Exercise objective:
Report how many lines of these entries hold the string "second"; reply with the number alone.

-- begin Stored rows --

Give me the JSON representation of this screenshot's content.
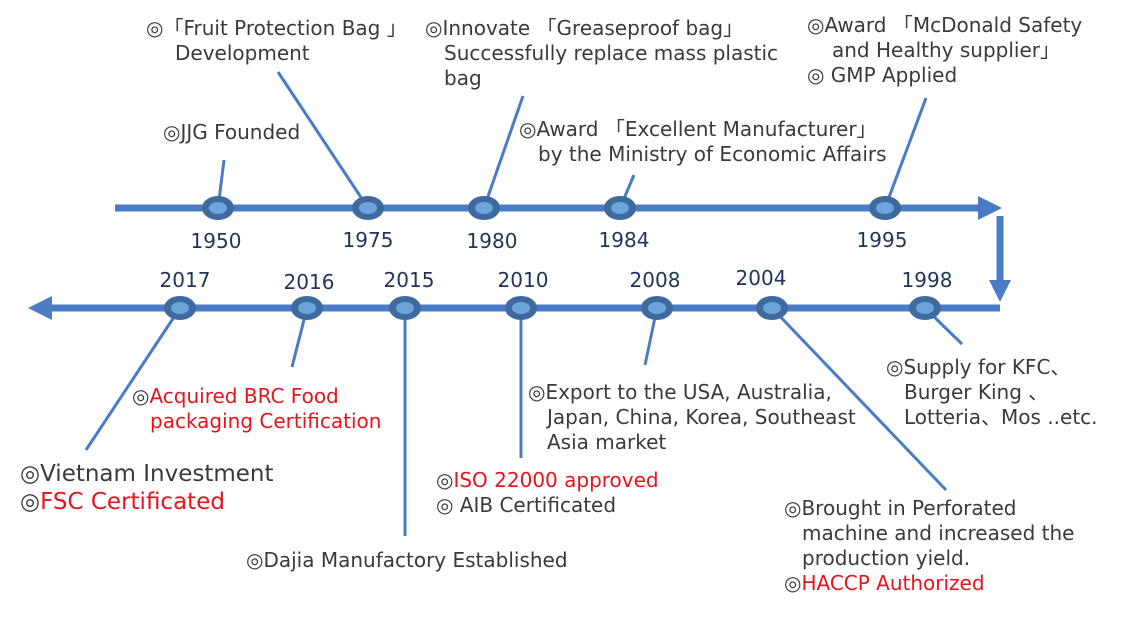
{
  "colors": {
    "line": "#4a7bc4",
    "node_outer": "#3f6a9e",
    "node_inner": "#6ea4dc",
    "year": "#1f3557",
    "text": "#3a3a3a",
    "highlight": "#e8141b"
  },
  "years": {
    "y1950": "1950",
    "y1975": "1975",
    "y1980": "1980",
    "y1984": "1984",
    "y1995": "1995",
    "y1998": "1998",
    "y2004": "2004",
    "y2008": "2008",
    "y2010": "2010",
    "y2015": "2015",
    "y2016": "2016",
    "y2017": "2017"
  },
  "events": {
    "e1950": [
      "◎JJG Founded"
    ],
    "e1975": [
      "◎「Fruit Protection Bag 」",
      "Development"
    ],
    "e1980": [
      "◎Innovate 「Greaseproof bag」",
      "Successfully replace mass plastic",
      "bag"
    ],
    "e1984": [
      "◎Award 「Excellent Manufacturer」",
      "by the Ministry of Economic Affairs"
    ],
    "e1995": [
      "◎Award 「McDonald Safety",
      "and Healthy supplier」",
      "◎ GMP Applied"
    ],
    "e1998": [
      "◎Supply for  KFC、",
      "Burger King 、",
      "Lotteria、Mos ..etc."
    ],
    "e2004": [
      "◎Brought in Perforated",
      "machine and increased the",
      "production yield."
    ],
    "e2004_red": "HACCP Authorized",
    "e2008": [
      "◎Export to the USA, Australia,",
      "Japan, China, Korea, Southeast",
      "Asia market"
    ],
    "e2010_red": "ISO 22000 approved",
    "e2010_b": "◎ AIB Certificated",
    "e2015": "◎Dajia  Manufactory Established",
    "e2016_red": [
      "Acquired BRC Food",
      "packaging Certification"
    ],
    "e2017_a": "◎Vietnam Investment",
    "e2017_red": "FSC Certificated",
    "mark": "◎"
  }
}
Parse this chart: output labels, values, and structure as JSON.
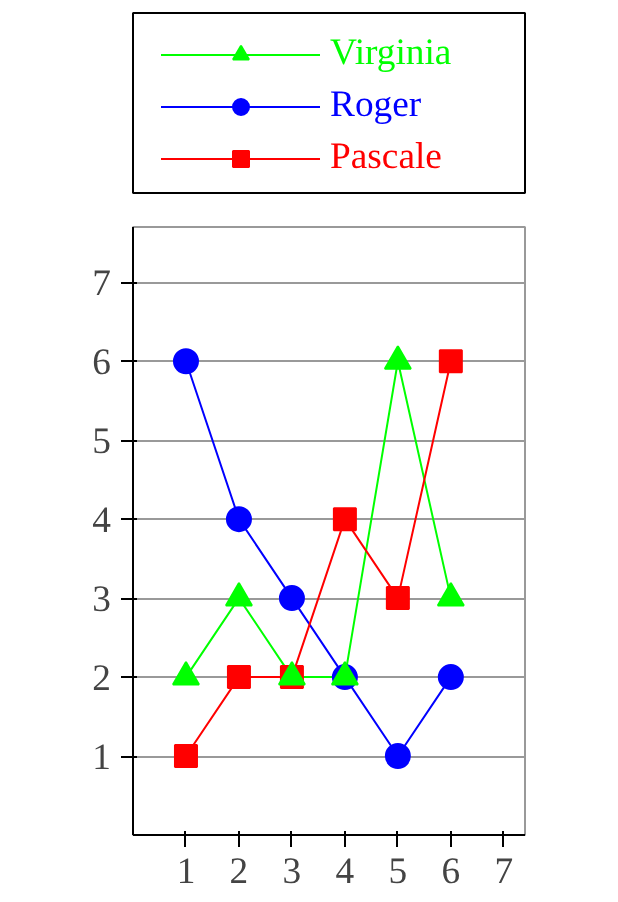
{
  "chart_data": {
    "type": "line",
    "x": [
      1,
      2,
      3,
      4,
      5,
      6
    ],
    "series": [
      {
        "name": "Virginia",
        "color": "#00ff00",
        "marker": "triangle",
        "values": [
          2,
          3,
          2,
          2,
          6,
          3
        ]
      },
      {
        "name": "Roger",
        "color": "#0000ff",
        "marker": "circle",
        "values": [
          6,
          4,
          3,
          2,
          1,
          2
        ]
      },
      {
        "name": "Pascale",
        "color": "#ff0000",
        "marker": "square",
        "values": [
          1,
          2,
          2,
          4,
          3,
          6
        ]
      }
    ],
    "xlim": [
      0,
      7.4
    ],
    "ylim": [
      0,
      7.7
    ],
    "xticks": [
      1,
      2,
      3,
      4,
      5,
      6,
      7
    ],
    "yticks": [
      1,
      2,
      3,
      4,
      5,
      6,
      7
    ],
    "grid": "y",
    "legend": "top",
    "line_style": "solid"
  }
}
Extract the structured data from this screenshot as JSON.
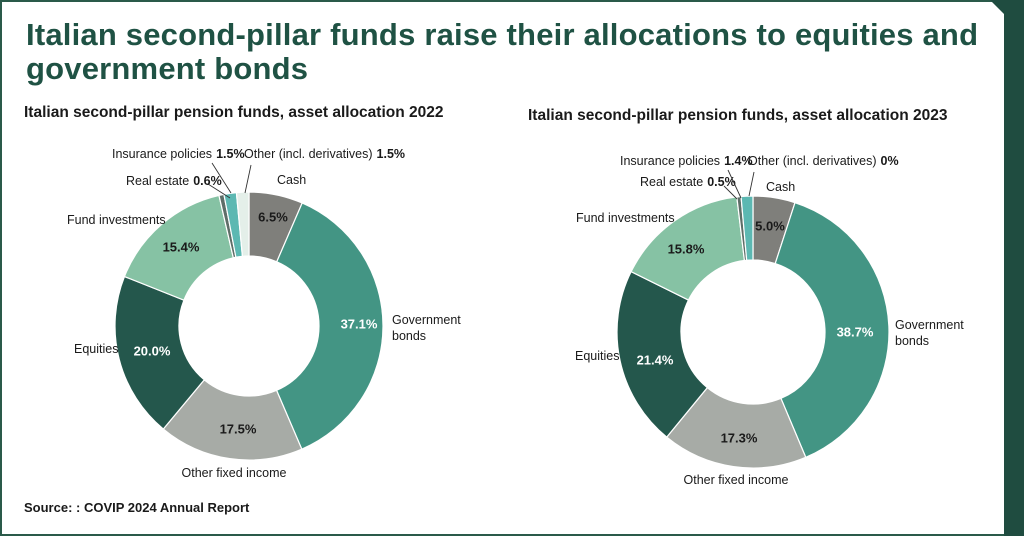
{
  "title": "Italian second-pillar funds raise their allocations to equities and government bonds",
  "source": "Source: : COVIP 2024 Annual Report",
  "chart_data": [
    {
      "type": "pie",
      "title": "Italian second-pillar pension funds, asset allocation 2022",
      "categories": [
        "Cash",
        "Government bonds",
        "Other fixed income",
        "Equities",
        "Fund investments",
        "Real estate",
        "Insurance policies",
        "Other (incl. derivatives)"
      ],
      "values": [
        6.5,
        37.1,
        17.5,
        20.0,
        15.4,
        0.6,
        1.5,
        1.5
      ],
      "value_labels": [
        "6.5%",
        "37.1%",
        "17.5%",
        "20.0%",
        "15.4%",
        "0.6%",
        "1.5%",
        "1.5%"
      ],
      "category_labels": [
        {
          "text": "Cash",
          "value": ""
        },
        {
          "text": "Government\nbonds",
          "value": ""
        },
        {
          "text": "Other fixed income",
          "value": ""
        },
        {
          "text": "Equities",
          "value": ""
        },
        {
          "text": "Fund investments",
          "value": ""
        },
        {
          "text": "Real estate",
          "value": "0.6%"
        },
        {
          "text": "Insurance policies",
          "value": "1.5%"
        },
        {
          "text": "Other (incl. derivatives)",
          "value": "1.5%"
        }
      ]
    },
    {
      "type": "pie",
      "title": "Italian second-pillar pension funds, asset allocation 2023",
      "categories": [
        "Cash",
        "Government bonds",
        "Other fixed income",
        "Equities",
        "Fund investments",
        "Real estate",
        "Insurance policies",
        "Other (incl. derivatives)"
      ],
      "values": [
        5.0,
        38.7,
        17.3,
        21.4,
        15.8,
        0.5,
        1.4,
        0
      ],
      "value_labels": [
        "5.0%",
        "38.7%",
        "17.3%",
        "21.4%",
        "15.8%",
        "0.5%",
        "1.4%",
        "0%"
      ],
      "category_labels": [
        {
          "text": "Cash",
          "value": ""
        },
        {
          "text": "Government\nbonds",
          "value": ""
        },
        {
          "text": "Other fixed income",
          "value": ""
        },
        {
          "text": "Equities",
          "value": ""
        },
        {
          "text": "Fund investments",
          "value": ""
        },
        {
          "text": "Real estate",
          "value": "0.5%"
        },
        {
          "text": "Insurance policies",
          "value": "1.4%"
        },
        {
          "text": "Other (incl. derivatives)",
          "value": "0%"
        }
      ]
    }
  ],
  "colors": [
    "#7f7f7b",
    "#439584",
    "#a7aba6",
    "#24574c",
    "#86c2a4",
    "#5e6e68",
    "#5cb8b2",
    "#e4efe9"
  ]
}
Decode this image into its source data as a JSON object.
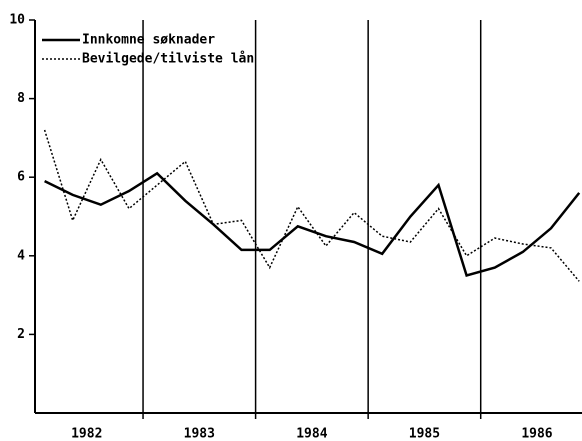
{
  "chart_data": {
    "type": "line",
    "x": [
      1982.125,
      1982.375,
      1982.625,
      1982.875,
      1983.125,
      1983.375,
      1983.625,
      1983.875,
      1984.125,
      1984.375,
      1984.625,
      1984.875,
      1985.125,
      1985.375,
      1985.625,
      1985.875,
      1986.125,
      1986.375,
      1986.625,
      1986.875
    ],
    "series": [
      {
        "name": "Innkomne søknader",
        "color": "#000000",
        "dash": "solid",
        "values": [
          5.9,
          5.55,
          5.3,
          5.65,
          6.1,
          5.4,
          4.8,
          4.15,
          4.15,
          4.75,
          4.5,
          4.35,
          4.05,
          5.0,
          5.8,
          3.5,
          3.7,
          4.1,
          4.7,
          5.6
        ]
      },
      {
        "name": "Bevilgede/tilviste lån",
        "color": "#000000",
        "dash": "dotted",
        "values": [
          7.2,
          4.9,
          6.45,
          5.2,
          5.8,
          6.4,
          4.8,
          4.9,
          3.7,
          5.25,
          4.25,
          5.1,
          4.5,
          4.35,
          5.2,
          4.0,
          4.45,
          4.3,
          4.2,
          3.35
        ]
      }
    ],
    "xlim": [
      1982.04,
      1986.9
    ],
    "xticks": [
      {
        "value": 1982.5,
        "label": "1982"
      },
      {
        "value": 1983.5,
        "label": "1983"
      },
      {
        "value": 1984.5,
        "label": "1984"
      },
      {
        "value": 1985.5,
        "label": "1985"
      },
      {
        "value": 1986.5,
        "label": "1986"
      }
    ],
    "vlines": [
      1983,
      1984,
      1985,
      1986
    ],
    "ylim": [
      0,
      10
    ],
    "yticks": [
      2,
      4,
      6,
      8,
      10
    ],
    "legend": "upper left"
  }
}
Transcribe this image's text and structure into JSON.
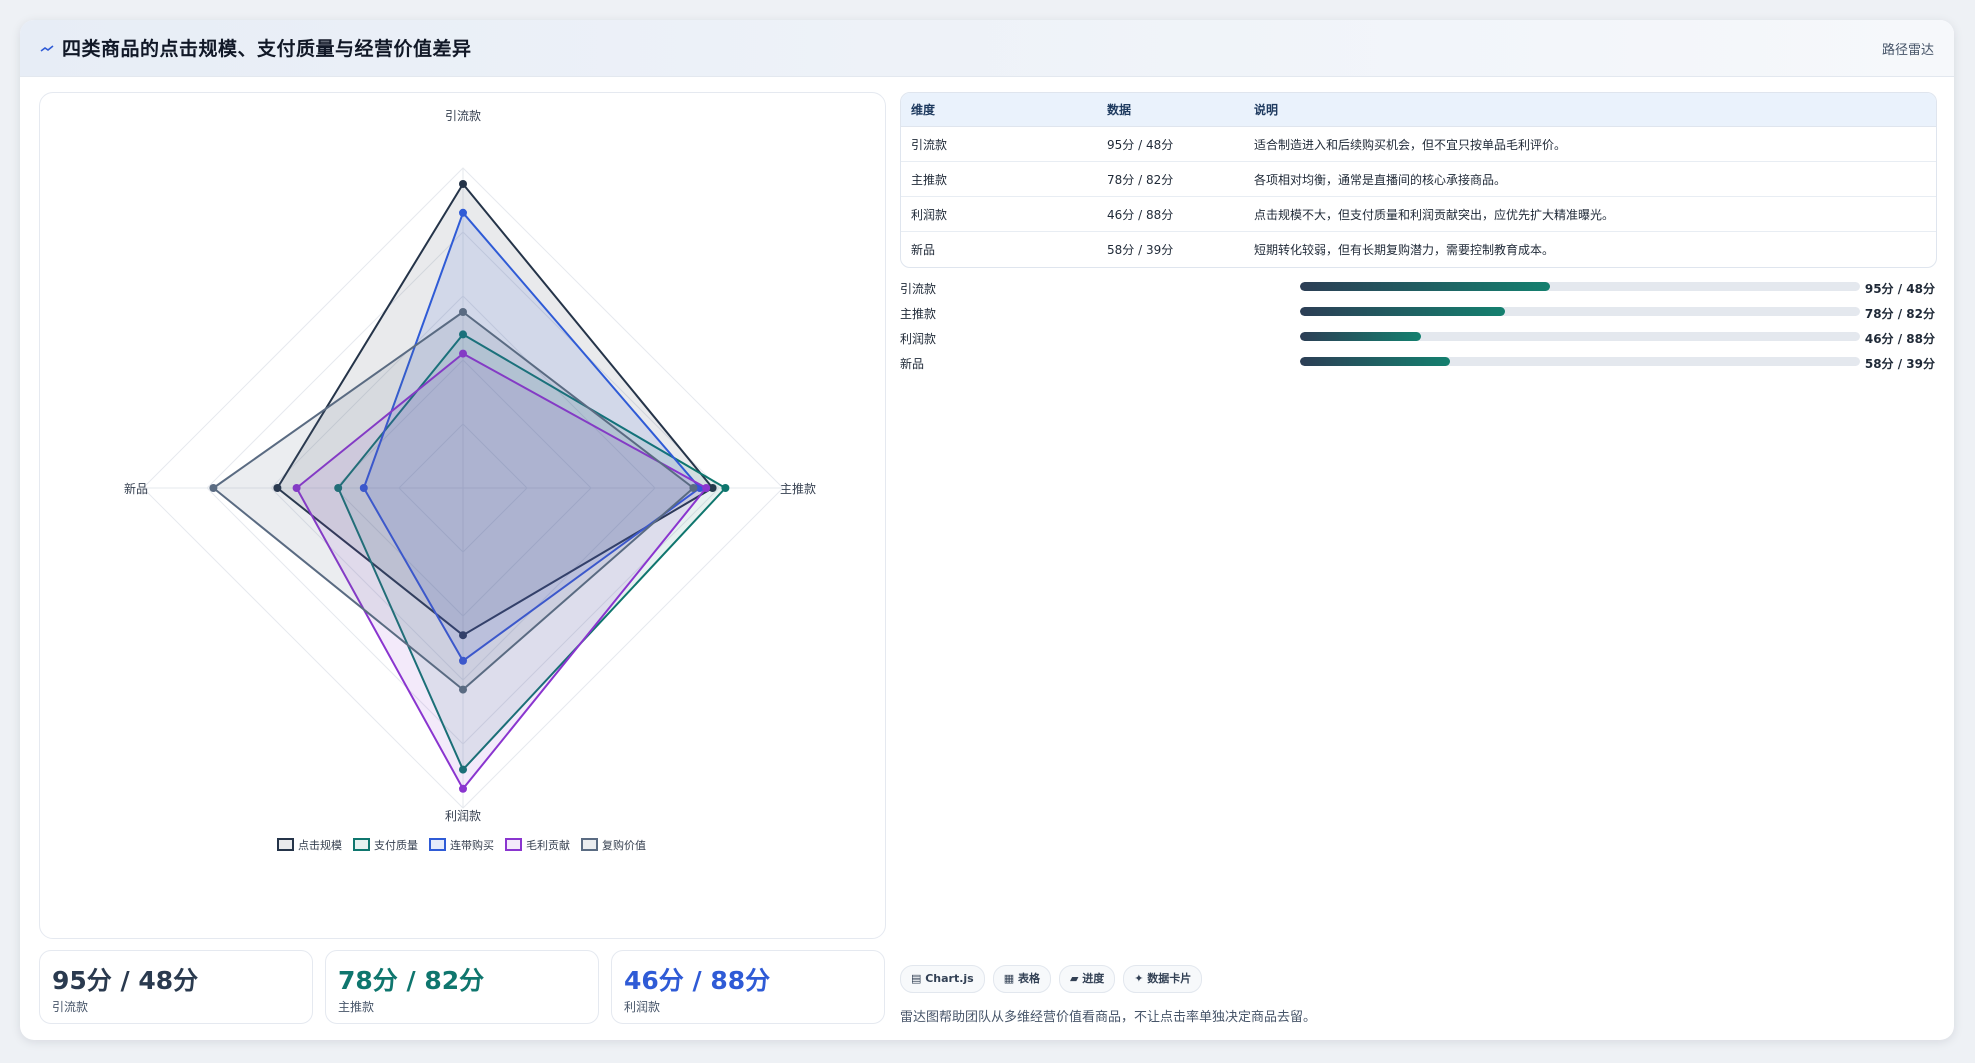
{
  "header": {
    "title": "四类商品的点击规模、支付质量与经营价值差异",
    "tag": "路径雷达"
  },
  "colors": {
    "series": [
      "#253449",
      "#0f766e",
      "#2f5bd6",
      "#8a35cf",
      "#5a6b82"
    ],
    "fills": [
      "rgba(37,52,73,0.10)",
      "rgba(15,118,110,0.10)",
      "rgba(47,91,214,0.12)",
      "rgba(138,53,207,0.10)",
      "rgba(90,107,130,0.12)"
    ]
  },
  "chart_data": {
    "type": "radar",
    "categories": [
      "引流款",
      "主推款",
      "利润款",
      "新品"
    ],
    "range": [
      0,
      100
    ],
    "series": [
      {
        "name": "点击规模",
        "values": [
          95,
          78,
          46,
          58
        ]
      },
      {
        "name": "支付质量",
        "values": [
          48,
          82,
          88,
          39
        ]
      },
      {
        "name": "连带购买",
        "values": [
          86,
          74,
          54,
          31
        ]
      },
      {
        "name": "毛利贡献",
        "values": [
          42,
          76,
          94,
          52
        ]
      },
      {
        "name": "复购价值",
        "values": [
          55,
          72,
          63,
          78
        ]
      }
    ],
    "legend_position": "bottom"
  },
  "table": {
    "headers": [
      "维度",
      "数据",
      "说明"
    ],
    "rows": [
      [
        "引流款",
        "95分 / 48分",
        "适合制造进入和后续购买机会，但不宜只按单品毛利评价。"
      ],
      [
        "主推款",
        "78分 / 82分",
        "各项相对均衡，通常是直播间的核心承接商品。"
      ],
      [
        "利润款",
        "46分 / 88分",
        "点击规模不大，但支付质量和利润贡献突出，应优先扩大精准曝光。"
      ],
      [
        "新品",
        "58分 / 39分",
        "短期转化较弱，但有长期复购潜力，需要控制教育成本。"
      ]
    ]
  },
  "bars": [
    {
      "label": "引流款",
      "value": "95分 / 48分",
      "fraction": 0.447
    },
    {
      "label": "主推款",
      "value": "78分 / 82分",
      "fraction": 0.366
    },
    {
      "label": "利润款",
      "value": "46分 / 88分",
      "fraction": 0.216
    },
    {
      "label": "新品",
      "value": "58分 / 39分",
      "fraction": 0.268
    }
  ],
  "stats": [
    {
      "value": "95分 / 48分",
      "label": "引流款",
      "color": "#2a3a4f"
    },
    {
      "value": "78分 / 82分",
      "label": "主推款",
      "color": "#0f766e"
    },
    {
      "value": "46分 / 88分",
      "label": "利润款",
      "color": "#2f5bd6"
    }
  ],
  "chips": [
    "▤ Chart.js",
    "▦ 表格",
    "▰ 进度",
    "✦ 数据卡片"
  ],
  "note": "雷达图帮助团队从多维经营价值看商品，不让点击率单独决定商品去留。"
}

-- end Stored rows --

Full output:
3